**What this task involves**
Write out each of the following items line for line, with no changes.

**Data shown**
------------------------------------------------
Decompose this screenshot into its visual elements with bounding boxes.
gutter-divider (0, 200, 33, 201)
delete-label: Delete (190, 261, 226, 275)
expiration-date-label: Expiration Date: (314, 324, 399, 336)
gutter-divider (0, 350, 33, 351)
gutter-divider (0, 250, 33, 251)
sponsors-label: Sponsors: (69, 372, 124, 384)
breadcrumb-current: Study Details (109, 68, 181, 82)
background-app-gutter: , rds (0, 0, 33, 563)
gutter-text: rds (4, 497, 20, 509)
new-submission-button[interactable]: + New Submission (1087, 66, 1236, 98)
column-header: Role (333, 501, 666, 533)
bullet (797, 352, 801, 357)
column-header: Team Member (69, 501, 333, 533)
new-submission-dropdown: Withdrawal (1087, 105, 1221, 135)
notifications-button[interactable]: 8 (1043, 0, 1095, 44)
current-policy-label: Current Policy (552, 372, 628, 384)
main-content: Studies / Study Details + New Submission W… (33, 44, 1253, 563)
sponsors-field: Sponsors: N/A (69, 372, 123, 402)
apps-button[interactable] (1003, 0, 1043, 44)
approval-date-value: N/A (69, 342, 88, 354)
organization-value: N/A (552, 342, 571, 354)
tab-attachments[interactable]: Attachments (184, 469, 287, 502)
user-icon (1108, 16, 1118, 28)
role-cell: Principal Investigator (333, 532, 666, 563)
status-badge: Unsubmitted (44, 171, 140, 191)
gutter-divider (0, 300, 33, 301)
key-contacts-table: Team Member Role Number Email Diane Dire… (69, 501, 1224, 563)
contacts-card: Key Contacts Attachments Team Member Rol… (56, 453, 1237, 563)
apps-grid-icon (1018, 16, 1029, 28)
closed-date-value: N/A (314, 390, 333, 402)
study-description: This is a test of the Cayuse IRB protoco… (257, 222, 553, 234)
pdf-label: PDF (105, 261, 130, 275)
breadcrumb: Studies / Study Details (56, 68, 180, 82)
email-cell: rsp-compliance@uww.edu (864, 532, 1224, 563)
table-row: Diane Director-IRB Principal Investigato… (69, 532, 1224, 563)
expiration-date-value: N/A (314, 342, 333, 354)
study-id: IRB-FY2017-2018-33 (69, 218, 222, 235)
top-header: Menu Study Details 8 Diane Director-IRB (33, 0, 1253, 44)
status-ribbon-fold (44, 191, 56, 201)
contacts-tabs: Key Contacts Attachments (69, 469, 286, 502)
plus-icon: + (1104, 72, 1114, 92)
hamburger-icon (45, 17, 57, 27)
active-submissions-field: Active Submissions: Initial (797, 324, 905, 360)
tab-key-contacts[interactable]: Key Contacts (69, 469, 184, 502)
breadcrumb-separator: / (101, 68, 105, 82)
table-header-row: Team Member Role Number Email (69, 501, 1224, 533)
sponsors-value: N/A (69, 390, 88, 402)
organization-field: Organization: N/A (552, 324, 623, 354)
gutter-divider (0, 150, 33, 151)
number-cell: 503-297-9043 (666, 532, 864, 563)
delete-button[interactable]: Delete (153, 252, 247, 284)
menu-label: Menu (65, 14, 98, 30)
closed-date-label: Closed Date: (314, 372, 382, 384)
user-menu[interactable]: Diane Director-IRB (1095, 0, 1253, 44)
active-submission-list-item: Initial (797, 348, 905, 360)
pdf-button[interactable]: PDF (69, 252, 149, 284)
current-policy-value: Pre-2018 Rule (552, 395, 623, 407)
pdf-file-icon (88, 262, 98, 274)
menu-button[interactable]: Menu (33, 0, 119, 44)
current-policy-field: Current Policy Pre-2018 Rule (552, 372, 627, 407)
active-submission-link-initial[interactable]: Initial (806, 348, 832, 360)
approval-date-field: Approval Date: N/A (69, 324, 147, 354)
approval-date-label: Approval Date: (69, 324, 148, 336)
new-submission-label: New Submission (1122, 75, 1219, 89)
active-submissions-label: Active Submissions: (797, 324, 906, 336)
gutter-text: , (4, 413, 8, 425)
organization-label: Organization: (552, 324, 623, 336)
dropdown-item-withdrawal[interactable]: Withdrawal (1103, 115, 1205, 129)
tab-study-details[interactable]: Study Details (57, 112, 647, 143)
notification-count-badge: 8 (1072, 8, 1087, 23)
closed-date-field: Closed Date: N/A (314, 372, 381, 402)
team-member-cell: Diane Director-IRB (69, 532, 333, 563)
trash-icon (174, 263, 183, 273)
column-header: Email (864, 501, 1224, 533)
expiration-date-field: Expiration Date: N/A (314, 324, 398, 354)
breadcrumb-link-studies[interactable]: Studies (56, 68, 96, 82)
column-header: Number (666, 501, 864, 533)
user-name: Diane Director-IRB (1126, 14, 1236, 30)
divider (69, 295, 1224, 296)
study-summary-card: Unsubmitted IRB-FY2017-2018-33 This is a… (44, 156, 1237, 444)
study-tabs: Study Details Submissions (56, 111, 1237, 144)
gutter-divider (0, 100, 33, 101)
------------------------------------------------
**Reply to the exercise**
Decompose this screenshot into its visual elements with bounding boxes.
gutter-divider (0, 200, 33, 201)
delete-label: Delete (190, 261, 226, 275)
expiration-date-label: Expiration Date: (314, 324, 399, 336)
gutter-divider (0, 350, 33, 351)
gutter-divider (0, 250, 33, 251)
sponsors-label: Sponsors: (69, 372, 124, 384)
breadcrumb-current: Study Details (109, 68, 181, 82)
background-app-gutter: , rds (0, 0, 33, 563)
gutter-text: rds (4, 497, 20, 509)
new-submission-button[interactable]: + New Submission (1087, 66, 1236, 98)
column-header: Role (333, 501, 666, 533)
bullet (797, 352, 801, 357)
column-header: Team Member (69, 501, 333, 533)
new-submission-dropdown: Withdrawal (1087, 105, 1221, 135)
notifications-button[interactable]: 8 (1043, 0, 1095, 44)
current-policy-label: Current Policy (552, 372, 628, 384)
main-content: Studies / Study Details + New Submission W… (33, 44, 1253, 563)
sponsors-field: Sponsors: N/A (69, 372, 123, 402)
apps-button[interactable] (1003, 0, 1043, 44)
approval-date-value: N/A (69, 342, 88, 354)
organization-value: N/A (552, 342, 571, 354)
tab-attachments[interactable]: Attachments (184, 469, 287, 502)
user-icon (1108, 16, 1118, 28)
role-cell: Principal Investigator (333, 532, 666, 563)
status-badge: Unsubmitted (44, 171, 140, 191)
gutter-divider (0, 300, 33, 301)
key-contacts-table: Team Member Role Number Email Diane Dire… (69, 501, 1224, 563)
contacts-card: Key Contacts Attachments Team Member Rol… (56, 453, 1237, 563)
apps-grid-icon (1018, 16, 1029, 28)
closed-date-value: N/A (314, 390, 333, 402)
study-description: This is a test of the Cayuse IRB protoco… (257, 222, 553, 234)
pdf-label: PDF (105, 261, 130, 275)
breadcrumb: Studies / Study Details (56, 68, 180, 82)
email-cell: rsp-compliance@uww.edu (864, 532, 1224, 563)
table-row: Diane Director-IRB Principal Investigato… (69, 532, 1224, 563)
expiration-date-value: N/A (314, 342, 333, 354)
study-id: IRB-FY2017-2018-33 (69, 218, 222, 235)
top-header: Menu Study Details 8 Diane Director-IRB (33, 0, 1253, 44)
status-ribbon-fold (44, 191, 56, 201)
contacts-tabs: Key Contacts Attachments (69, 469, 286, 502)
plus-icon: + (1104, 72, 1114, 92)
hamburger-icon (45, 17, 57, 27)
active-submissions-field: Active Submissions: Initial (797, 324, 905, 360)
tab-key-contacts[interactable]: Key Contacts (69, 469, 184, 502)
breadcrumb-separator: / (101, 68, 105, 82)
table-header-row: Team Member Role Number Email (69, 501, 1224, 533)
sponsors-value: N/A (69, 390, 88, 402)
organization-field: Organization: N/A (552, 324, 623, 354)
gutter-divider (0, 150, 33, 151)
number-cell: 503-297-9043 (666, 532, 864, 563)
delete-button[interactable]: Delete (153, 252, 247, 284)
menu-label: Menu (65, 14, 98, 30)
closed-date-label: Closed Date: (314, 372, 382, 384)
user-menu[interactable]: Diane Director-IRB (1095, 0, 1253, 44)
active-submission-list-item: Initial (797, 348, 905, 360)
pdf-button[interactable]: PDF (69, 252, 149, 284)
current-policy-value: Pre-2018 Rule (552, 395, 623, 407)
pdf-file-icon (88, 262, 98, 274)
menu-button[interactable]: Menu (33, 0, 119, 44)
current-policy-field: Current Policy Pre-2018 Rule (552, 372, 627, 407)
active-submission-link-initial[interactable]: Initial (806, 348, 832, 360)
approval-date-field: Approval Date: N/A (69, 324, 147, 354)
approval-date-label: Approval Date: (69, 324, 148, 336)
new-submission-label: New Submission (1122, 75, 1219, 89)
active-submissions-label: Active Submissions: (797, 324, 906, 336)
gutter-text: , (4, 413, 8, 425)
organization-label: Organization: (552, 324, 623, 336)
dropdown-item-withdrawal[interactable]: Withdrawal (1103, 115, 1205, 129)
tab-study-details[interactable]: Study Details (57, 112, 647, 143)
notification-count-badge: 8 (1072, 8, 1087, 23)
closed-date-field: Closed Date: N/A (314, 372, 381, 402)
team-member-cell: Diane Director-IRB (69, 532, 333, 563)
trash-icon (174, 263, 183, 273)
column-header: Email (864, 501, 1224, 533)
expiration-date-field: Expiration Date: N/A (314, 324, 398, 354)
breadcrumb-link-studies[interactable]: Studies (56, 68, 96, 82)
column-header: Number (666, 501, 864, 533)
user-name: Diane Director-IRB (1126, 14, 1236, 30)
divider (69, 295, 1224, 296)
study-summary-card: Unsubmitted IRB-FY2017-2018-33 This is a… (44, 156, 1237, 444)
study-tabs: Study Details Submissions (56, 111, 1237, 144)
gutter-divider (0, 100, 33, 101)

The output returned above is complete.